SHORT PROBLEM -> Isolate every line in the records below with "dachte" in it.
---- RECORDS FOR THE EXERCISE
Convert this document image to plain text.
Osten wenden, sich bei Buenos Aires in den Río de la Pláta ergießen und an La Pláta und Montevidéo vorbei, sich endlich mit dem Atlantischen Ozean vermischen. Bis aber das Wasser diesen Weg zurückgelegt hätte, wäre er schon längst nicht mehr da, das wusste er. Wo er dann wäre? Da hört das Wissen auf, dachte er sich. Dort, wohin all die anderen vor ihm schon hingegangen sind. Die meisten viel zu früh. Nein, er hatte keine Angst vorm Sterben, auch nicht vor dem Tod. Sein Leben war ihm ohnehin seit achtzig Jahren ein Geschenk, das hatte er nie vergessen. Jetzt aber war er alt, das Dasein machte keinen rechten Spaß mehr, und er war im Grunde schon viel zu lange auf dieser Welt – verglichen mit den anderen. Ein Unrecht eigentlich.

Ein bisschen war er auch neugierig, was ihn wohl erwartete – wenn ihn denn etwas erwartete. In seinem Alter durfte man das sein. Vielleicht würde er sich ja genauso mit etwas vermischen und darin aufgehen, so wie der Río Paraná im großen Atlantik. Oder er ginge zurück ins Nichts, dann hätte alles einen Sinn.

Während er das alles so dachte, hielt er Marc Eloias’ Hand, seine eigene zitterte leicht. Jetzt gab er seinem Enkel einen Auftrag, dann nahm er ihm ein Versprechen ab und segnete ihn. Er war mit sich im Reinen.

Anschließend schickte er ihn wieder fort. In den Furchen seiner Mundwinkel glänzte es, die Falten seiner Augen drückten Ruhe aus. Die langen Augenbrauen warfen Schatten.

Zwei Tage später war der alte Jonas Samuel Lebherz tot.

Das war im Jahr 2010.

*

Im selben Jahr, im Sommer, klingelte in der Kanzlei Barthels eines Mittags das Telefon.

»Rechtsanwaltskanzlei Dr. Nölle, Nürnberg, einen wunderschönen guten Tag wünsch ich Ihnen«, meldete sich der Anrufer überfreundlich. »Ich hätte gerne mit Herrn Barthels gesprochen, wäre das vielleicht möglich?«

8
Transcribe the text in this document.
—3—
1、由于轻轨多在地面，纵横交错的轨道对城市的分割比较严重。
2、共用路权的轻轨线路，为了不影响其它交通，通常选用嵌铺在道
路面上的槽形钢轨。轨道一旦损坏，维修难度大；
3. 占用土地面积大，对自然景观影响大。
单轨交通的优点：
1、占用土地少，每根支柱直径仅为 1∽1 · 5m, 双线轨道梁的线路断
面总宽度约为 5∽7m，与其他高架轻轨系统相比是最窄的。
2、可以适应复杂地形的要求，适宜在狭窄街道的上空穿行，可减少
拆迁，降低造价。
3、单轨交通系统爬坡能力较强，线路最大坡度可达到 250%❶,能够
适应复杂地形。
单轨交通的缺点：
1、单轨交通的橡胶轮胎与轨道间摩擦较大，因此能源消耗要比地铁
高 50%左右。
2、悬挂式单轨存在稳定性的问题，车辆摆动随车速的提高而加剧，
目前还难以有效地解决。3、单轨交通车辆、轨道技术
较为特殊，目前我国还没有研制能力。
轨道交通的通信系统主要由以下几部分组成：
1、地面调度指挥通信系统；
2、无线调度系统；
--------
CORRECT ANSWER ->
Osten wenden, sich bei Buenos Aires in den Río de la Pláta ergießen und an La Pláta und Montevidéo vorbei, sich endlich mit dem Atlantischen Ozean vermischen. Bis aber das Wasser diesen Weg zurückgelegt hätte, wäre er schon längst nicht mehr da, das wusste er. Wo er dann wäre? Da hört das Wissen auf, dachte er sich. Dort, wohin all die anderen vor ihm schon hingegangen sind. Die meisten viel zu früh. Nein, er hatte keine Angst vorm Sterben, auch nicht vor dem Tod. Sein Leben war ihm ohnehin seit achtzig Jahren ein Geschenk, das hatte er nie vergessen. Jetzt aber war er alt, das Dasein machte keinen rechten Spaß mehr, und er war im Grunde schon viel zu lange auf dieser Welt – verglichen mit den anderen. Ein Unrecht eigentlich.
Während er das alles so dachte, hielt er Marc Eloias’ Hand, seine eigene zitterte leicht. Jetzt gab er seinem Enkel einen Auftrag, dann nahm er ihm ein Versprechen ab und segnete ihn. Er war mit sich im Reinen.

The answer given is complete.